Retype the material in full, keeping every word the same.

* START *

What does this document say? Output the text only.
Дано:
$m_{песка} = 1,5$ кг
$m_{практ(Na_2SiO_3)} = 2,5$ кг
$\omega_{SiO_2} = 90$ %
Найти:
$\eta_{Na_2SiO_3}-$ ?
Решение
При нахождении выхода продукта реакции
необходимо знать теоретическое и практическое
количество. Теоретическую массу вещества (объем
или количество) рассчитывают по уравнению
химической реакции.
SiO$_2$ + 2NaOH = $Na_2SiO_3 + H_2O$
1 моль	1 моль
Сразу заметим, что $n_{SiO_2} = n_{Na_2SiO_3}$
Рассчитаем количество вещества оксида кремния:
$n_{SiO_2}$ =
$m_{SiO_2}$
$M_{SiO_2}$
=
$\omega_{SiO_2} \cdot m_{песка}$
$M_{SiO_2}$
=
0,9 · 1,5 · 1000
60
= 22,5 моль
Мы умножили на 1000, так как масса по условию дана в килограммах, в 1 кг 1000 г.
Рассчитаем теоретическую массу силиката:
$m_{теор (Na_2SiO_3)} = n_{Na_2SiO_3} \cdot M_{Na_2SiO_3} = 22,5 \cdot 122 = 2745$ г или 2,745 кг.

* END *

Solution to the exercise:
What does this document say? Output the text only.
Дано:
$m_{песка} = 1,5$ кг
$m_{практ(Na_2SiO_3)} = 2,5$ кг
$\omega_{SiO_2} = 90$ %
Найти:
$\eta_{Na_2SiO_3}-$ ?
Решение
При нахождении выхода продукта реакции
необходимо знать теоретическое и практическое
количество. Теоретическую массу вещества (объем
или количество) рассчитывают по уравнению
химической реакции.
SiO$_2$ + 2NaOH = $Na_2SiO_3 + H_2O$
1 моль	1 моль
Сразу заметим, что $n_{SiO_2} = n_{Na_2SiO_3}$
Рассчитаем количество вещества оксида кремния:
$n_{SiO_2}$ =
$m_{SiO_2}$
$M_{SiO_2}$
=
$\omega_{SiO_2} \cdot m_{песка}$
$M_{SiO_2}$
=
0,9 · 1,5 · 1000
60
= 22,5 моль
Мы умножили на 1000, так как масса по условию дана в килограммах, в 1 кг 1000 г.
Рассчитаем теоретическую массу силиката:
$m_{теор (Na_2SiO_3)} = n_{Na_2SiO_3} \cdot M_{Na_2SiO_3} = 22,5 \cdot 122 = 2745$ г или 2,745 кг.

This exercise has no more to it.